Requirement:
Copy out every record precisely.
-=-=-=-=-
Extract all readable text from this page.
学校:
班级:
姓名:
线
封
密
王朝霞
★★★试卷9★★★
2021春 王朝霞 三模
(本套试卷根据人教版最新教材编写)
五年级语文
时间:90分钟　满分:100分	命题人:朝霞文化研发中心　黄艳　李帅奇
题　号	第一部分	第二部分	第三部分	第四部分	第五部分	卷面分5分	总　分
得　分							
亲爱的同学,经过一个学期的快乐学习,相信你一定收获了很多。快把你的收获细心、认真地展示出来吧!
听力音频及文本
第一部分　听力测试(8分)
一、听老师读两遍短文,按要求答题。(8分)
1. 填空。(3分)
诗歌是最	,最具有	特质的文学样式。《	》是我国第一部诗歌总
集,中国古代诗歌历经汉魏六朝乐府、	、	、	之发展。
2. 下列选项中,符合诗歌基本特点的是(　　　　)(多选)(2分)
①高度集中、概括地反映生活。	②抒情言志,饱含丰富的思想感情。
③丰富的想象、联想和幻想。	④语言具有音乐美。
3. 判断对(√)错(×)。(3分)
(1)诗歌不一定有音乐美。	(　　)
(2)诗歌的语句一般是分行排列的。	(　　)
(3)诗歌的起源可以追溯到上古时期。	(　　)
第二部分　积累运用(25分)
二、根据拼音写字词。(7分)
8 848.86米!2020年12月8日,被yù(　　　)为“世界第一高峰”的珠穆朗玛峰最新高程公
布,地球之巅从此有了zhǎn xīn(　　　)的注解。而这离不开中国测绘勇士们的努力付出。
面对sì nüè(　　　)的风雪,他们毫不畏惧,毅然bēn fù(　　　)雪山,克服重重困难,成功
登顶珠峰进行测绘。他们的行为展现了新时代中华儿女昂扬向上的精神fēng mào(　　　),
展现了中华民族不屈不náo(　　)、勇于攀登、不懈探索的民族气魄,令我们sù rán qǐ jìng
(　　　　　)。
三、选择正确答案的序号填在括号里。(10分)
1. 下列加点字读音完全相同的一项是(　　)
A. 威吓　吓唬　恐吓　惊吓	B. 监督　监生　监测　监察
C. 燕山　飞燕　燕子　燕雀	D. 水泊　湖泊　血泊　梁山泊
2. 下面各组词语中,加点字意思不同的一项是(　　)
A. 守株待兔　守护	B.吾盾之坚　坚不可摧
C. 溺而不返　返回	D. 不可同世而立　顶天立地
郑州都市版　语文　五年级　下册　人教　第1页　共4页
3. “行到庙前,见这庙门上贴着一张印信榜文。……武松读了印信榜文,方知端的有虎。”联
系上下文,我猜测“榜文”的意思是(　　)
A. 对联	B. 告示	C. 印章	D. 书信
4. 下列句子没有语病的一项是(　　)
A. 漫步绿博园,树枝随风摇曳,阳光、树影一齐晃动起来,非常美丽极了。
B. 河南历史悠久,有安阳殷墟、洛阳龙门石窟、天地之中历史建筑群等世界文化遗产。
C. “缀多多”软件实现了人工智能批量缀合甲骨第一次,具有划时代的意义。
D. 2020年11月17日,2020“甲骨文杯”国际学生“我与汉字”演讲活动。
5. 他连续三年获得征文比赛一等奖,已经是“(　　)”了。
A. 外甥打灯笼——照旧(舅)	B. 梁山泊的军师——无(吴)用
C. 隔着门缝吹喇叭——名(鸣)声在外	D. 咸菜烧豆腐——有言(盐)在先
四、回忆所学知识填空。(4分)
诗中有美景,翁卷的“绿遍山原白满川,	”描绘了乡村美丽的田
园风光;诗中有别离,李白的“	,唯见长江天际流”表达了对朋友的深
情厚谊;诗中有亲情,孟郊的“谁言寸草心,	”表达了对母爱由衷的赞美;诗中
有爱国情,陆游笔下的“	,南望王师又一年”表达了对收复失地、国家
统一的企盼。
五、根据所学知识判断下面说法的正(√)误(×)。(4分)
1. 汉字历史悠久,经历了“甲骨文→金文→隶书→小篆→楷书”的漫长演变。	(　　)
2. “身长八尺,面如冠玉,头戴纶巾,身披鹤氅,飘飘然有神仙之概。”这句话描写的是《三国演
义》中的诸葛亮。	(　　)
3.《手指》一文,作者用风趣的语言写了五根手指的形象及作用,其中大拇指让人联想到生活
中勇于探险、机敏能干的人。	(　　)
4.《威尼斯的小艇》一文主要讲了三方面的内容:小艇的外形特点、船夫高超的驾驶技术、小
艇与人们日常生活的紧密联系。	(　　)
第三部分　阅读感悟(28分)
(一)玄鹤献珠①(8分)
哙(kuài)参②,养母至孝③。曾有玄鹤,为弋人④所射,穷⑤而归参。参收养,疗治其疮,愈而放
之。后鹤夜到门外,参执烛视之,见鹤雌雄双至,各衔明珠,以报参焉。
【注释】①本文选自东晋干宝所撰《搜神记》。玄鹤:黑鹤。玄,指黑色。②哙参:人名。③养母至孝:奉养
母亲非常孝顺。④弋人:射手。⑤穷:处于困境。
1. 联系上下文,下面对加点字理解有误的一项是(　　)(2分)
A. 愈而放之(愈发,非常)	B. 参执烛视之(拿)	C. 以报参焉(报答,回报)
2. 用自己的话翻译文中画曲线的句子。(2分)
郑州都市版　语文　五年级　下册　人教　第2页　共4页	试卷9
-=-=-=-=-
Full response:
Extract all readable text from this page.
学校:
班级:
姓名:
线
封
密
王朝霞
★★★试卷9★★★
2021春 王朝霞 三模
(本套试卷根据人教版最新教材编写)
五年级语文
时间:90分钟　满分:100分	命题人:朝霞文化研发中心　黄艳　李帅奇
题　号	第一部分	第二部分	第三部分	第四部分	第五部分	卷面分5分	总　分
得　分							
亲爱的同学,经过一个学期的快乐学习,相信你一定收获了很多。快把你的收获细心、认真地展示出来吧!
听力音频及文本
第一部分　听力测试(8分)
一、听老师读两遍短文,按要求答题。(8分)
1. 填空。(3分)
诗歌是最	,最具有	特质的文学样式。《	》是我国第一部诗歌总
集,中国古代诗歌历经汉魏六朝乐府、	、	、	之发展。
2. 下列选项中,符合诗歌基本特点的是(　　　　)(多选)(2分)
①高度集中、概括地反映生活。	②抒情言志,饱含丰富的思想感情。
③丰富的想象、联想和幻想。	④语言具有音乐美。
3. 判断对(√)错(×)。(3分)
(1)诗歌不一定有音乐美。	(　　)
(2)诗歌的语句一般是分行排列的。	(　　)
(3)诗歌的起源可以追溯到上古时期。	(　　)
第二部分　积累运用(25分)
二、根据拼音写字词。(7分)
8 848.86米!2020年12月8日,被yù(　　　)为“世界第一高峰”的珠穆朗玛峰最新高程公
布,地球之巅从此有了zhǎn xīn(　　　)的注解。而这离不开中国测绘勇士们的努力付出。
面对sì nüè(　　　)的风雪,他们毫不畏惧,毅然bēn fù(　　　)雪山,克服重重困难,成功
登顶珠峰进行测绘。他们的行为展现了新时代中华儿女昂扬向上的精神fēng mào(　　　),
展现了中华民族不屈不náo(　　)、勇于攀登、不懈探索的民族气魄,令我们sù rán qǐ jìng
(　　　　　)。
三、选择正确答案的序号填在括号里。(10分)
1. 下列加点字读音完全相同的一项是(　　)
A. 威吓　吓唬　恐吓　惊吓	B. 监督　监生　监测　监察
C. 燕山　飞燕　燕子　燕雀	D. 水泊　湖泊　血泊　梁山泊
2. 下面各组词语中,加点字意思不同的一项是(　　)
A. 守株待兔　守护	B.吾盾之坚　坚不可摧
C. 溺而不返　返回	D. 不可同世而立　顶天立地
郑州都市版　语文　五年级　下册　人教　第1页　共4页
3. “行到庙前,见这庙门上贴着一张印信榜文。……武松读了印信榜文,方知端的有虎。”联
系上下文,我猜测“榜文”的意思是(　　)
A. 对联	B. 告示	C. 印章	D. 书信
4. 下列句子没有语病的一项是(　　)
A. 漫步绿博园,树枝随风摇曳,阳光、树影一齐晃动起来,非常美丽极了。
B. 河南历史悠久,有安阳殷墟、洛阳龙门石窟、天地之中历史建筑群等世界文化遗产。
C. “缀多多”软件实现了人工智能批量缀合甲骨第一次,具有划时代的意义。
D. 2020年11月17日,2020“甲骨文杯”国际学生“我与汉字”演讲活动。
5. 他连续三年获得征文比赛一等奖,已经是“(　　)”了。
A. 外甥打灯笼——照旧(舅)	B. 梁山泊的军师——无(吴)用
C. 隔着门缝吹喇叭——名(鸣)声在外	D. 咸菜烧豆腐——有言(盐)在先
四、回忆所学知识填空。(4分)
诗中有美景,翁卷的“绿遍山原白满川,	”描绘了乡村美丽的田
园风光;诗中有别离,李白的“	,唯见长江天际流”表达了对朋友的深
情厚谊;诗中有亲情,孟郊的“谁言寸草心,	”表达了对母爱由衷的赞美;诗中
有爱国情,陆游笔下的“	,南望王师又一年”表达了对收复失地、国家
统一的企盼。
五、根据所学知识判断下面说法的正(√)误(×)。(4分)
1. 汉字历史悠久,经历了“甲骨文→金文→隶书→小篆→楷书”的漫长演变。	(　　)
2. “身长八尺,面如冠玉,头戴纶巾,身披鹤氅,飘飘然有神仙之概。”这句话描写的是《三国演
义》中的诸葛亮。	(　　)
3.《手指》一文,作者用风趣的语言写了五根手指的形象及作用,其中大拇指让人联想到生活
中勇于探险、机敏能干的人。	(　　)
4.《威尼斯的小艇》一文主要讲了三方面的内容:小艇的外形特点、船夫高超的驾驶技术、小
艇与人们日常生活的紧密联系。	(　　)
第三部分　阅读感悟(28分)
(一)玄鹤献珠①(8分)
哙(kuài)参②,养母至孝③。曾有玄鹤,为弋人④所射,穷⑤而归参。参收养,疗治其疮,愈而放
之。后鹤夜到门外,参执烛视之,见鹤雌雄双至,各衔明珠,以报参焉。
【注释】①本文选自东晋干宝所撰《搜神记》。玄鹤:黑鹤。玄,指黑色。②哙参:人名。③养母至孝:奉养
母亲非常孝顺。④弋人:射手。⑤穷:处于困境。
1. 联系上下文,下面对加点字理解有误的一项是(　　)(2分)
A. 愈而放之(愈发,非常)	B. 参执烛视之(拿)	C. 以报参焉(报答,回报)
2. 用自己的话翻译文中画曲线的句子。(2分)
郑州都市版　语文　五年级　下册　人教　第2页　共4页	试卷9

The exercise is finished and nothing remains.